- Task prompt: Reproduce every entry that follows word for word, but omit the images.
^^^^
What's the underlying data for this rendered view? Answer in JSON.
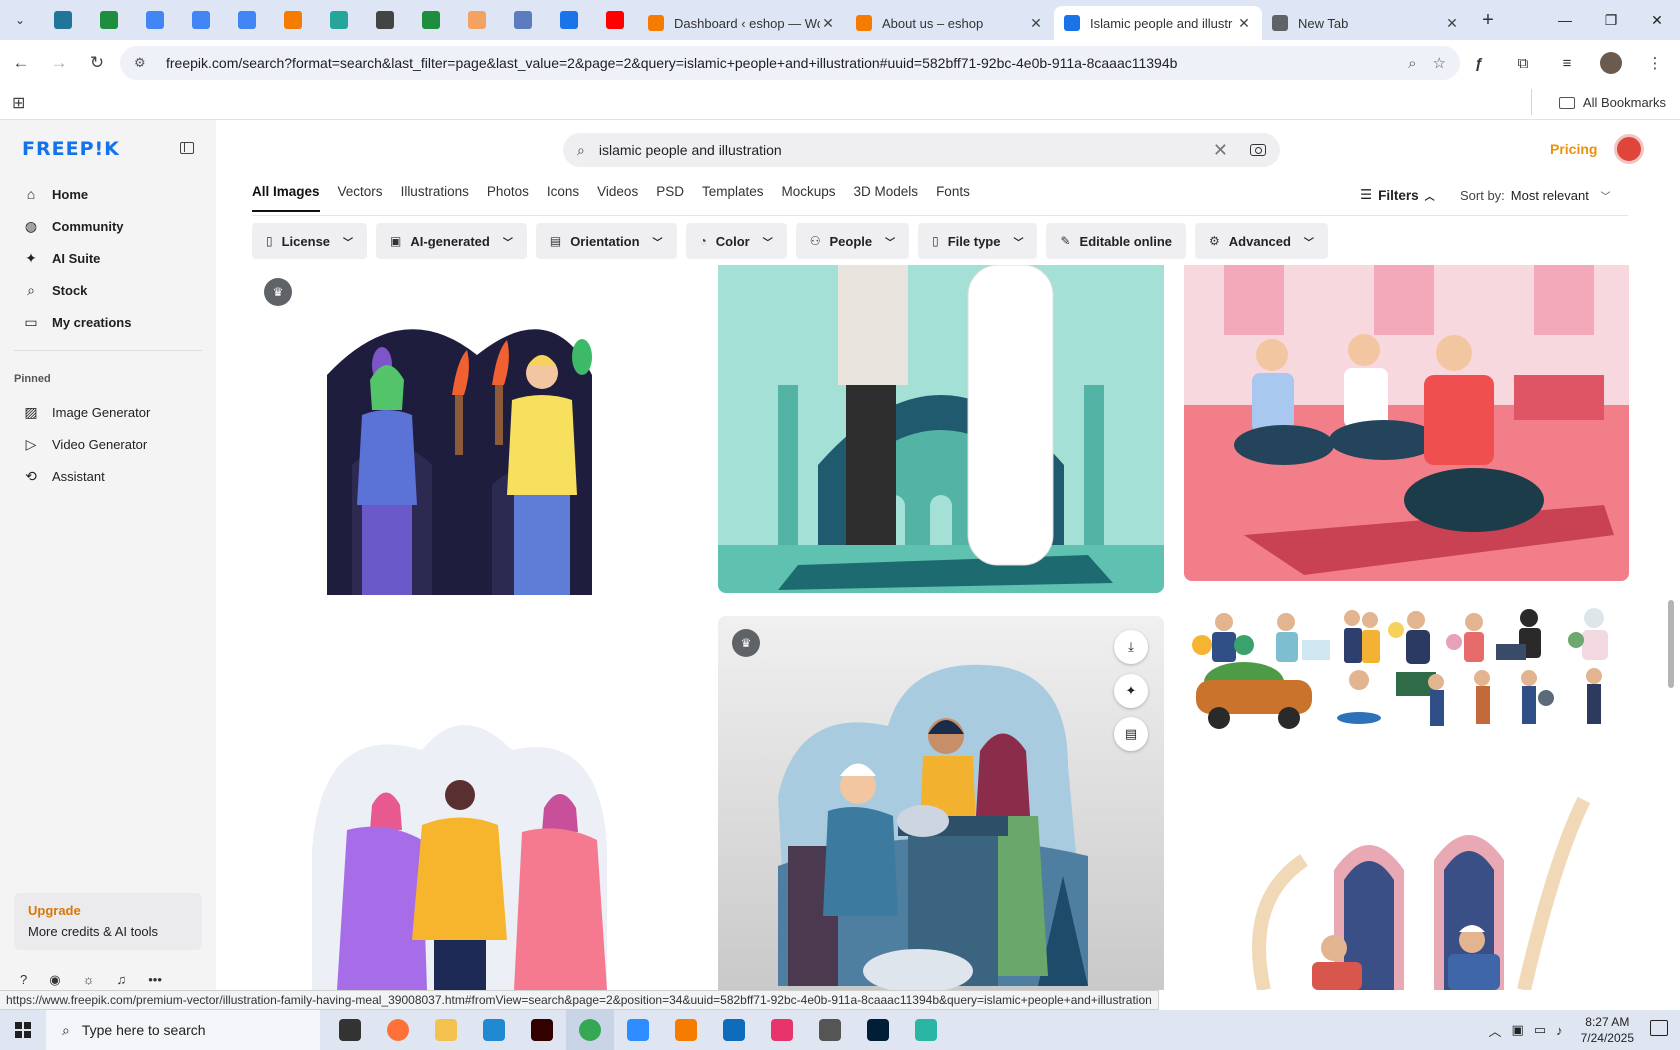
{
  "browser": {
    "pinned_tabs": [
      {
        "icon": "wordpress-icon",
        "color": "#21759b"
      },
      {
        "icon": "sheets-icon",
        "color": "#1e8e3e"
      },
      {
        "icon": "docs-icon",
        "color": "#4285f4"
      },
      {
        "icon": "docs-icon",
        "color": "#4285f4"
      },
      {
        "icon": "docs-icon",
        "color": "#4285f4"
      },
      {
        "icon": "xampp-icon",
        "color": "#f57c00"
      },
      {
        "icon": "app-icon",
        "color": "#26a69a"
      },
      {
        "icon": "openai-icon",
        "color": "#444444"
      },
      {
        "icon": "sheets-icon",
        "color": "#1e8e3e"
      },
      {
        "icon": "app-icon",
        "color": "#f4a261"
      },
      {
        "icon": "app-icon",
        "color": "#5c7cbe"
      },
      {
        "icon": "forms-icon",
        "color": "#1a73e8"
      },
      {
        "icon": "youtube-icon",
        "color": "#ff0000"
      }
    ],
    "tabs": [
      {
        "title": "Dashboard ‹ eshop — Wo",
        "fav_color": "#f57c00",
        "active": false
      },
      {
        "title": "About us – eshop",
        "fav_color": "#f57c00",
        "active": false
      },
      {
        "title": "Islamic people and illustr",
        "fav_color": "#1a73e8",
        "active": true
      },
      {
        "title": "New Tab",
        "fav_color": "#5f6368",
        "active": false
      }
    ],
    "url": "freepik.com/search?format=search&last_filter=page&last_value=2&page=2&query=islamic+people+and+illustration#uuid=582bff71-92bc-4e0b-911a-8caaac11394b",
    "all_bookmarks": "All Bookmarks",
    "status_url": "https://www.freepik.com/premium-vector/illustration-family-having-meal_39008037.htm#fromView=search&page=2&position=34&uuid=582bff71-92bc-4e0b-911a-8caaac11394b&query=islamic+people+and+illustration"
  },
  "sidebar": {
    "logo": "FREEP!K",
    "nav": [
      {
        "label": "Home",
        "icon": "home-icon",
        "glyph": "⌂"
      },
      {
        "label": "Community",
        "icon": "globe-icon",
        "glyph": "◍"
      },
      {
        "label": "AI Suite",
        "icon": "sparkle-icon",
        "glyph": "✦"
      },
      {
        "label": "Stock",
        "icon": "search-icon",
        "glyph": "⌕"
      },
      {
        "label": "My creations",
        "icon": "folder-icon",
        "glyph": "▭"
      }
    ],
    "pinned_label": "Pinned",
    "pinned": [
      {
        "label": "Image Generator",
        "icon": "image-icon",
        "glyph": "▨"
      },
      {
        "label": "Video Generator",
        "icon": "video-icon",
        "glyph": "▷"
      },
      {
        "label": "Assistant",
        "icon": "assistant-icon",
        "glyph": "⟲"
      }
    ],
    "upgrade_title": "Upgrade",
    "upgrade_sub": "More credits & AI tools"
  },
  "search": {
    "query": "islamic people and illustration"
  },
  "header": {
    "pricing": "Pricing"
  },
  "types": [
    "All Images",
    "Vectors",
    "Illustrations",
    "Photos",
    "Icons",
    "Videos",
    "PSD",
    "Templates",
    "Mockups",
    "3D Models",
    "Fonts"
  ],
  "filters_label": "Filters",
  "sort": {
    "label": "Sort by:",
    "value": "Most relevant"
  },
  "chips": [
    {
      "label": "License",
      "icon": "license-icon",
      "glyph": "▯"
    },
    {
      "label": "AI-generated",
      "icon": "ai-icon",
      "glyph": "▣"
    },
    {
      "label": "Orientation",
      "icon": "orientation-icon",
      "glyph": "▤"
    },
    {
      "label": "Color",
      "icon": "color-icon",
      "glyph": "◔"
    },
    {
      "label": "People",
      "icon": "people-icon",
      "glyph": "⚇"
    },
    {
      "label": "File type",
      "icon": "file-icon",
      "glyph": "▯"
    },
    {
      "label": "Editable online",
      "icon": "pencil-icon",
      "glyph": "✎",
      "no_caret": true
    },
    {
      "label": "Advanced",
      "icon": "gear-icon",
      "glyph": "⚙"
    }
  ],
  "taskbar": {
    "search_placeholder": "Type here to search",
    "time": "8:27 AM",
    "date": "7/24/2025",
    "apps": [
      {
        "name": "taskview-icon",
        "color": "#333333"
      },
      {
        "name": "firefox-icon",
        "color": "#ff7139"
      },
      {
        "name": "explorer-icon",
        "color": "#f2c14e"
      },
      {
        "name": "vscode-icon",
        "color": "#1f8ad2"
      },
      {
        "name": "illustrator-icon",
        "color": "#330000"
      },
      {
        "name": "chrome-icon",
        "color": "#34a853",
        "active": true
      },
      {
        "name": "zoom-icon",
        "color": "#2d8cff"
      },
      {
        "name": "xampp-icon",
        "color": "#f57c00"
      },
      {
        "name": "outlook-icon",
        "color": "#0f6cbd"
      },
      {
        "name": "creative-cloud-icon",
        "color": "#e8336b"
      },
      {
        "name": "pen-icon",
        "color": "#555555"
      },
      {
        "name": "photoshop-icon",
        "color": "#001e36"
      },
      {
        "name": "app-icon",
        "color": "#2bb5a4"
      }
    ]
  }
}
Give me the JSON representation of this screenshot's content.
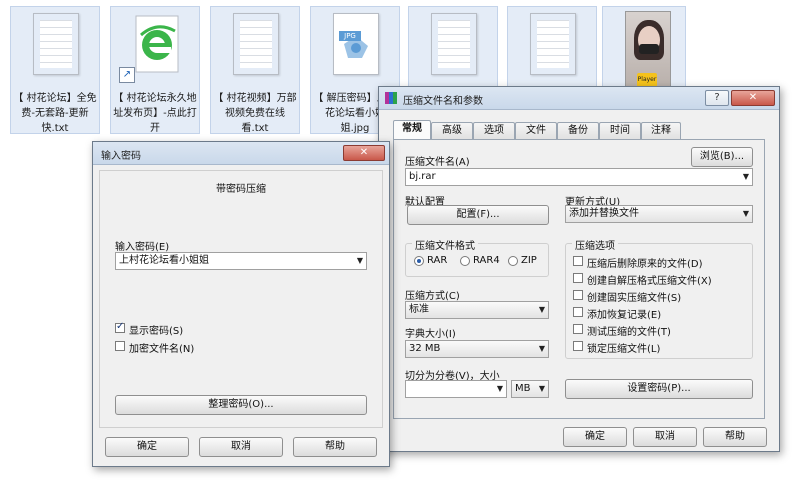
{
  "desktop": {
    "files": [
      {
        "caption": "【 村花论坛】全免费-无套路-更新快.txt"
      },
      {
        "caption": "【 村花论坛永久地址发布页】-点此打开"
      },
      {
        "caption": "【 村花视频】万部视频免费在线看.txt"
      },
      {
        "caption": "【 解压密码】上村花论坛看小姐姐.jpg",
        "badge": "JPG"
      },
      {
        "caption": ""
      },
      {
        "caption": ""
      },
      {
        "caption": "",
        "badge": "Player"
      }
    ]
  },
  "password_dialog": {
    "title": "输入密码",
    "close": "✕",
    "heading": "带密码压缩",
    "password_label": "输入密码(E)",
    "password_value": "上村花论坛看小姐姐",
    "show_password": "显示密码(S)",
    "encrypt_names": "加密文件名(N)",
    "organize_button": "整理密码(O)...",
    "ok": "确定",
    "cancel": "取消",
    "help": "帮助"
  },
  "archive_dialog": {
    "title": "压缩文件名和参数",
    "help_btn": "?",
    "close": "✕",
    "tabs": [
      "常规",
      "高级",
      "选项",
      "文件",
      "备份",
      "时间",
      "注释"
    ],
    "archive_name_label": "压缩文件名(A)",
    "archive_name_value": "bj.rar",
    "browse": "浏览(B)...",
    "default_profile_label": "默认配置",
    "profile_button": "配置(F)...",
    "update_mode_label": "更新方式(U)",
    "update_mode_value": "添加并替换文件",
    "format_group": "压缩文件格式",
    "formats": [
      "RAR",
      "RAR4",
      "ZIP"
    ],
    "method_label": "压缩方式(C)",
    "method_value": "标准",
    "dict_label": "字典大小(I)",
    "dict_value": "32 MB",
    "split_label": "切分为分卷(V)，大小",
    "split_unit": "MB",
    "options_group": "压缩选项",
    "options": [
      "压缩后删除原来的文件(D)",
      "创建自解压格式压缩文件(X)",
      "创建固实压缩文件(S)",
      "添加恢复记录(E)",
      "测试压缩的文件(T)",
      "锁定压缩文件(L)"
    ],
    "set_password": "设置密码(P)...",
    "ok": "确定",
    "cancel": "取消",
    "help": "帮助"
  }
}
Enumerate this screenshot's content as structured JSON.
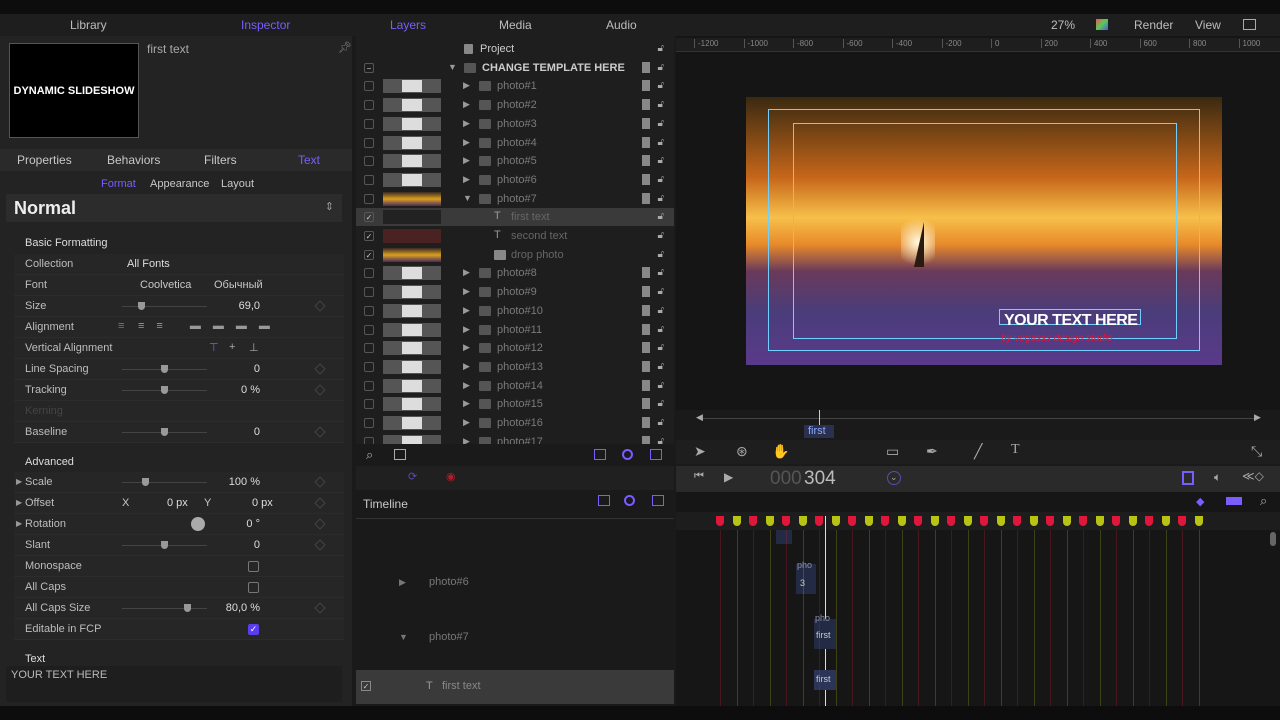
^^^^
- Full output:
What's the underlying data for this rendered view? Answer in JSON.
{
  "browser": {
    "pinned_tabs": [
      {
        "icon": "wordpress-icon",
        "color": "#21759b"
      },
      {
        "icon": "sheets-icon",
        "color": "#1e8e3e"
      },
      {
        "icon": "docs-icon",
        "color": "#4285f4"
      },
      {
        "icon": "docs-icon",
        "color": "#4285f4"
      },
      {
        "icon": "docs-icon",
        "color": "#4285f4"
      },
      {
        "icon": "xampp-icon",
        "color": "#f57c00"
      },
      {
        "icon": "app-icon",
        "color": "#26a69a"
      },
      {
        "icon": "openai-icon",
        "color": "#444444"
      },
      {
        "icon": "sheets-icon",
        "color": "#1e8e3e"
      },
      {
        "icon": "app-icon",
        "color": "#f4a261"
      },
      {
        "icon": "app-icon",
        "color": "#5c7cbe"
      },
      {
        "icon": "forms-icon",
        "color": "#1a73e8"
      },
      {
        "icon": "youtube-icon",
        "color": "#ff0000"
      }
    ],
    "tabs": [
      {
        "title": "Dashboard ‹ eshop — Wo",
        "fav_color": "#f57c00",
        "active": false
      },
      {
        "title": "About us – eshop",
        "fav_color": "#f57c00",
        "active": false
      },
      {
        "title": "Islamic people and illustr",
        "fav_color": "#1a73e8",
        "active": true
      },
      {
        "title": "New Tab",
        "fav_color": "#5f6368",
        "active": false
      }
    ],
    "url": "freepik.com/search?format=search&last_filter=page&last_value=2&page=2&query=islamic+people+and+illustration#uuid=582bff71-92bc-4e0b-911a-8caaac11394b",
    "all_bookmarks": "All Bookmarks",
    "status_url": "https://www.freepik.com/premium-vector/illustration-family-having-meal_39008037.htm#fromView=search&page=2&position=34&uuid=582bff71-92bc-4e0b-911a-8caaac11394b&query=islamic+people+and+illustration"
  },
  "sidebar": {
    "logo": "FREEP!K",
    "nav": [
      {
        "label": "Home",
        "icon": "home-icon",
        "glyph": "⌂"
      },
      {
        "label": "Community",
        "icon": "globe-icon",
        "glyph": "◍"
      },
      {
        "label": "AI Suite",
        "icon": "sparkle-icon",
        "glyph": "✦"
      },
      {
        "label": "Stock",
        "icon": "search-icon",
        "glyph": "⌕"
      },
      {
        "label": "My creations",
        "icon": "folder-icon",
        "glyph": "▭"
      }
    ],
    "pinned_label": "Pinned",
    "pinned": [
      {
        "label": "Image Generator",
        "icon": "image-icon",
        "glyph": "▨"
      },
      {
        "label": "Video Generator",
        "icon": "video-icon",
        "glyph": "▷"
      },
      {
        "label": "Assistant",
        "icon": "assistant-icon",
        "glyph": "⟲"
      }
    ],
    "upgrade_title": "Upgrade",
    "upgrade_sub": "More credits & AI tools"
  },
  "search": {
    "query": "islamic people and illustration"
  },
  "header": {
    "pricing": "Pricing"
  },
  "types": [
    "All Images",
    "Vectors",
    "Illustrations",
    "Photos",
    "Icons",
    "Videos",
    "PSD",
    "Templates",
    "Mockups",
    "3D Models",
    "Fonts"
  ],
  "filters_label": "Filters",
  "sort": {
    "label": "Sort by:",
    "value": "Most relevant"
  },
  "chips": [
    {
      "label": "License",
      "icon": "license-icon",
      "glyph": "▯"
    },
    {
      "label": "AI-generated",
      "icon": "ai-icon",
      "glyph": "▣"
    },
    {
      "label": "Orientation",
      "icon": "orientation-icon",
      "glyph": "▤"
    },
    {
      "label": "Color",
      "icon": "color-icon",
      "glyph": "◔"
    },
    {
      "label": "People",
      "icon": "people-icon",
      "glyph": "⚇"
    },
    {
      "label": "File type",
      "icon": "file-icon",
      "glyph": "▯"
    },
    {
      "label": "Editable online",
      "icon": "pencil-icon",
      "glyph": "✎",
      "no_caret": true
    },
    {
      "label": "Advanced",
      "icon": "gear-icon",
      "glyph": "⚙"
    }
  ],
  "taskbar": {
    "search_placeholder": "Type here to search",
    "time": "8:27 AM",
    "date": "7/24/2025",
    "apps": [
      {
        "name": "taskview-icon",
        "color": "#333333"
      },
      {
        "name": "firefox-icon",
        "color": "#ff7139"
      },
      {
        "name": "explorer-icon",
        "color": "#f2c14e"
      },
      {
        "name": "vscode-icon",
        "color": "#1f8ad2"
      },
      {
        "name": "illustrator-icon",
        "color": "#330000"
      },
      {
        "name": "chrome-icon",
        "color": "#34a853",
        "active": true
      },
      {
        "name": "zoom-icon",
        "color": "#2d8cff"
      },
      {
        "name": "xampp-icon",
        "color": "#f57c00"
      },
      {
        "name": "outlook-icon",
        "color": "#0f6cbd"
      },
      {
        "name": "creative-cloud-icon",
        "color": "#e8336b"
      },
      {
        "name": "pen-icon",
        "color": "#555555"
      },
      {
        "name": "photoshop-icon",
        "color": "#001e36"
      },
      {
        "name": "app-icon",
        "color": "#2bb5a4"
      }
    ]
  }
}
Give me the JSON representation of this screenshot's content.
{
  "desktop": {
    "files": [
      {
        "caption": "【 村花论坛】全免费-无套路-更新快.txt"
      },
      {
        "caption": "【 村花论坛永久地址发布页】-点此打开"
      },
      {
        "caption": "【 村花视频】万部视频免费在线看.txt"
      },
      {
        "caption": "【 解压密码】上村花论坛看小姐姐.jpg",
        "badge": "JPG"
      },
      {
        "caption": ""
      },
      {
        "caption": ""
      },
      {
        "caption": "",
        "badge": "Player"
      }
    ]
  },
  "password_dialog": {
    "title": "输入密码",
    "close": "✕",
    "heading": "带密码压缩",
    "password_label": "输入密码(E)",
    "password_value": "上村花论坛看小姐姐",
    "show_password": "显示密码(S)",
    "encrypt_names": "加密文件名(N)",
    "organize_button": "整理密码(O)...",
    "ok": "确定",
    "cancel": "取消",
    "help": "帮助"
  },
  "archive_dialog": {
    "title": "压缩文件名和参数",
    "help_btn": "?",
    "close": "✕",
    "tabs": [
      "常规",
      "高级",
      "选项",
      "文件",
      "备份",
      "时间",
      "注释"
    ],
    "archive_name_label": "压缩文件名(A)",
    "archive_name_value": "bj.rar",
    "browse": "浏览(B)...",
    "default_profile_label": "默认配置",
    "profile_button": "配置(F)...",
    "update_mode_label": "更新方式(U)",
    "update_mode_value": "添加并替换文件",
    "format_group": "压缩文件格式",
    "formats": [
      "RAR",
      "RAR4",
      "ZIP"
    ],
    "method_label": "压缩方式(C)",
    "method_value": "标准",
    "dict_label": "字典大小(I)",
    "dict_value": "32 MB",
    "split_label": "切分为分卷(V)，大小",
    "split_unit": "MB",
    "options_group": "压缩选项",
    "options": [
      "压缩后删除原来的文件(D)",
      "创建自解压格式压缩文件(X)",
      "创建固实压缩文件(S)",
      "添加恢复记录(E)",
      "测试压缩的文件(T)",
      "锁定压缩文件(L)"
    ],
    "set_password": "设置密码(P)...",
    "ok": "确定",
    "cancel": "取消",
    "help": "帮助"
  }
}
Enumerate this screenshot's content as structured JSON.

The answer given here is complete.